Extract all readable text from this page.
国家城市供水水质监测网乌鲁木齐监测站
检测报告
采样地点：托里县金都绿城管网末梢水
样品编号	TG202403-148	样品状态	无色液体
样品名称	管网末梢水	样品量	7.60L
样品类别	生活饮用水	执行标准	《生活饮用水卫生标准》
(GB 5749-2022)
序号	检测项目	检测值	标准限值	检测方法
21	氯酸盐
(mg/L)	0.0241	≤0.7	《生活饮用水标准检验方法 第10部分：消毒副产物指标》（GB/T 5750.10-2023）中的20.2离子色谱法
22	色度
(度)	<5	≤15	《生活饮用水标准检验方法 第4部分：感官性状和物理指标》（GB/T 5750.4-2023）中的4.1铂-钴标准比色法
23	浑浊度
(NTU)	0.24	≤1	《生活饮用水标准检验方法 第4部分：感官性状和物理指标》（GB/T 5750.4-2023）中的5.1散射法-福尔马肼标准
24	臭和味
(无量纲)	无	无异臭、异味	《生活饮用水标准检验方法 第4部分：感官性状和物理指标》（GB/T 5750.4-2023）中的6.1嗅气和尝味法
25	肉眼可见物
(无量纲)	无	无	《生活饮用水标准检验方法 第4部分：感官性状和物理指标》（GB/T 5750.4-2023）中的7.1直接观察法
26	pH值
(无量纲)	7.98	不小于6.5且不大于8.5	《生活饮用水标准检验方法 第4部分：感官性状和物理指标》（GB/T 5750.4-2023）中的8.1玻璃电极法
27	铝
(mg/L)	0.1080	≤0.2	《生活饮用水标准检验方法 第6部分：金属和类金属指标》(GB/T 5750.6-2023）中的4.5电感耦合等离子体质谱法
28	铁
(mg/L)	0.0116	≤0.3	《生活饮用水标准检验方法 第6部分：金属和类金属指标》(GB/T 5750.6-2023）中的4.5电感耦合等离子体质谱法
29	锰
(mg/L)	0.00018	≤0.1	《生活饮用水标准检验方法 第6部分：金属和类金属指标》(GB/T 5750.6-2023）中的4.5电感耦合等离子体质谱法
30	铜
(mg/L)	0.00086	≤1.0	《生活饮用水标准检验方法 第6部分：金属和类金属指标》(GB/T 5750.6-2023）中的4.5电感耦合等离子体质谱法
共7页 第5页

◇ ◇ ◇

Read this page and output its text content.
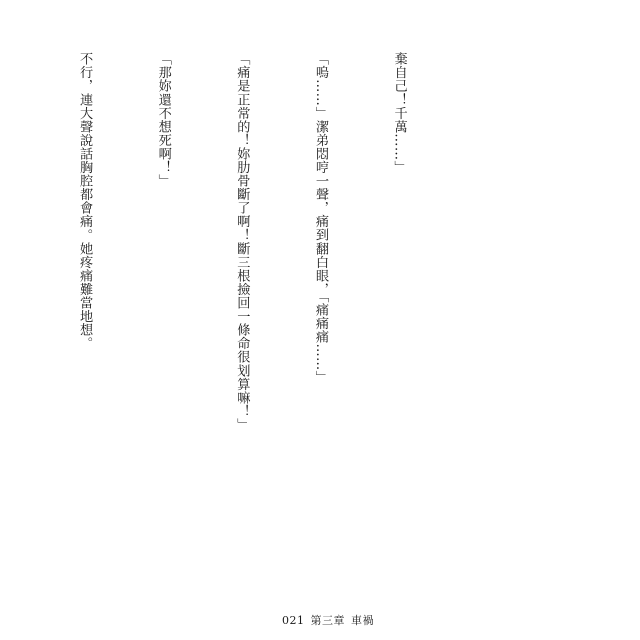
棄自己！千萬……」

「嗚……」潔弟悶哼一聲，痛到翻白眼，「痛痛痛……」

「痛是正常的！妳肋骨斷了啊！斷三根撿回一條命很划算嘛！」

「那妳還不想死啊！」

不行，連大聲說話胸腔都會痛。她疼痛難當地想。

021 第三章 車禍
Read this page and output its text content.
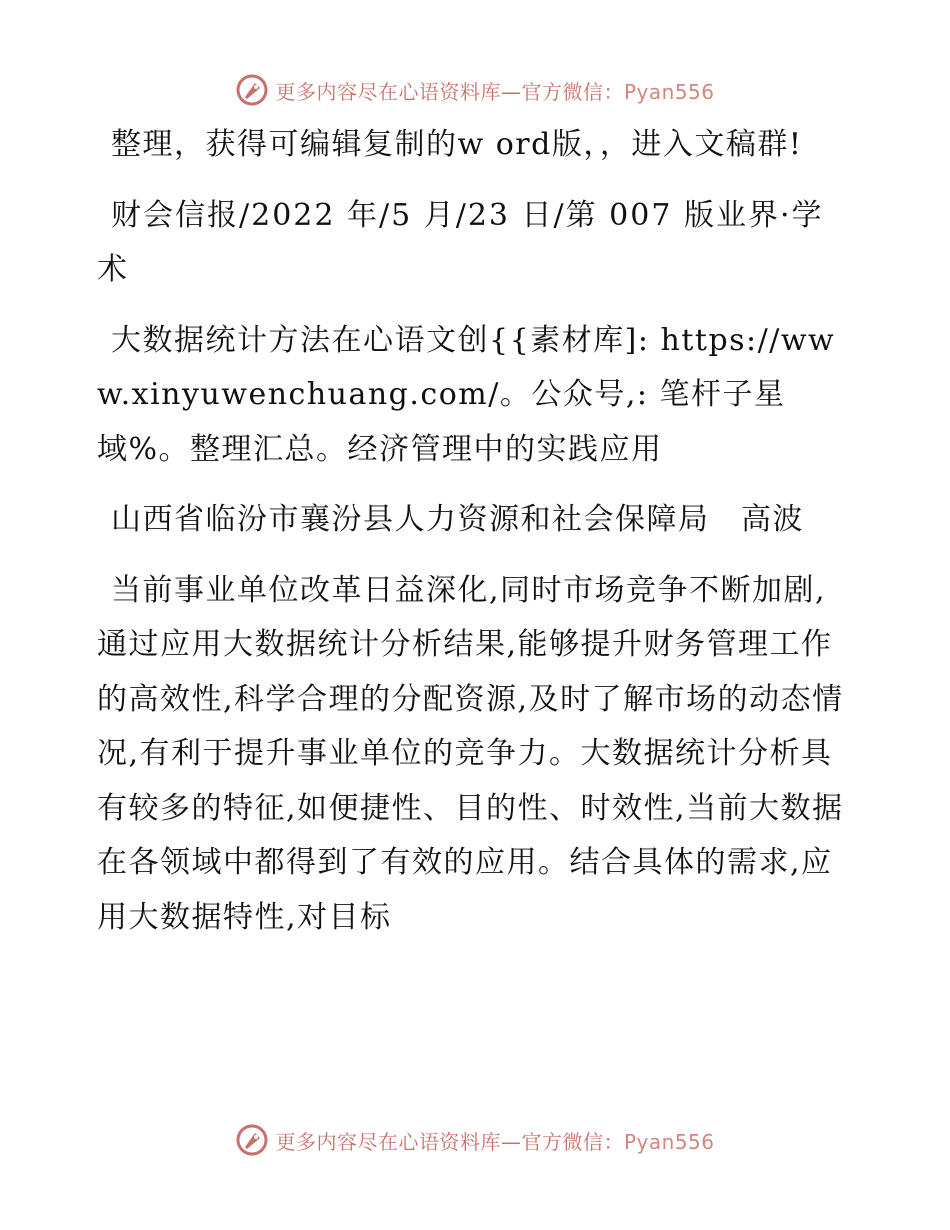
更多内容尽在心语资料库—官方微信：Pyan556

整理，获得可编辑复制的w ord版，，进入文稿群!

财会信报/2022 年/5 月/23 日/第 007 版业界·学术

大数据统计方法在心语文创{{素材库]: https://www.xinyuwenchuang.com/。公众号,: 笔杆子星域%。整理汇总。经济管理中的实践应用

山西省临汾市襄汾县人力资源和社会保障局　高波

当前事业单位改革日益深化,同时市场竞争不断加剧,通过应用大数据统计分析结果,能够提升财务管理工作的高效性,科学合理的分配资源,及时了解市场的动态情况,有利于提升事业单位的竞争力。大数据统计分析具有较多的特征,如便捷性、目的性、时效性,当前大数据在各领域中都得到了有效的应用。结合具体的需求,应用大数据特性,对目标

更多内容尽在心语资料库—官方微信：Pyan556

◇ ◇ ◇

◆ DIRECTIONS FOR THIS TASK
Copy every line in the entries above that has the string "生活饮用水标准检验方法" in it.

◆ THE SOLUTION
(mg/L)	0.0241	≤0.7	《生活饮用水标准检验方法 第10部分：消毒副产物指标》（GB/T 5750.10-2023）中的20.2离子色谱法
(度)	<5	≤15	《生活饮用水标准检验方法 第4部分：感官性状和物理指标》（GB/T 5750.4-2023）中的4.1铂-钴标准比色法
(NTU)	0.24	≤1	《生活饮用水标准检验方法 第4部分：感官性状和物理指标》（GB/T 5750.4-2023）中的5.1散射法-福尔马肼标准
(无量纲)	无	无异臭、异味	《生活饮用水标准检验方法 第4部分：感官性状和物理指标》（GB/T 5750.4-2023）中的6.1嗅气和尝味法
(无量纲)	无	无	《生活饮用水标准检验方法 第4部分：感官性状和物理指标》（GB/T 5750.4-2023）中的7.1直接观察法
(无量纲)	7.98	不小于6.5且不大于8.5	《生活饮用水标准检验方法 第4部分：感官性状和物理指标》（GB/T 5750.4-2023）中的8.1玻璃电极法
(mg/L)	0.1080	≤0.2	《生活饮用水标准检验方法 第6部分：金属和类金属指标》(GB/T 5750.6-2023）中的4.5电感耦合等离子体质谱法
(mg/L)	0.0116	≤0.3	《生活饮用水标准检验方法 第6部分：金属和类金属指标》(GB/T 5750.6-2023）中的4.5电感耦合等离子体质谱法
(mg/L)	0.00018	≤0.1	《生活饮用水标准检验方法 第6部分：金属和类金属指标》(GB/T 5750.6-2023）中的4.5电感耦合等离子体质谱法
(mg/L)	0.00086	≤1.0	《生活饮用水标准检验方法 第6部分：金属和类金属指标》(GB/T 5750.6-2023）中的4.5电感耦合等离子体质谱法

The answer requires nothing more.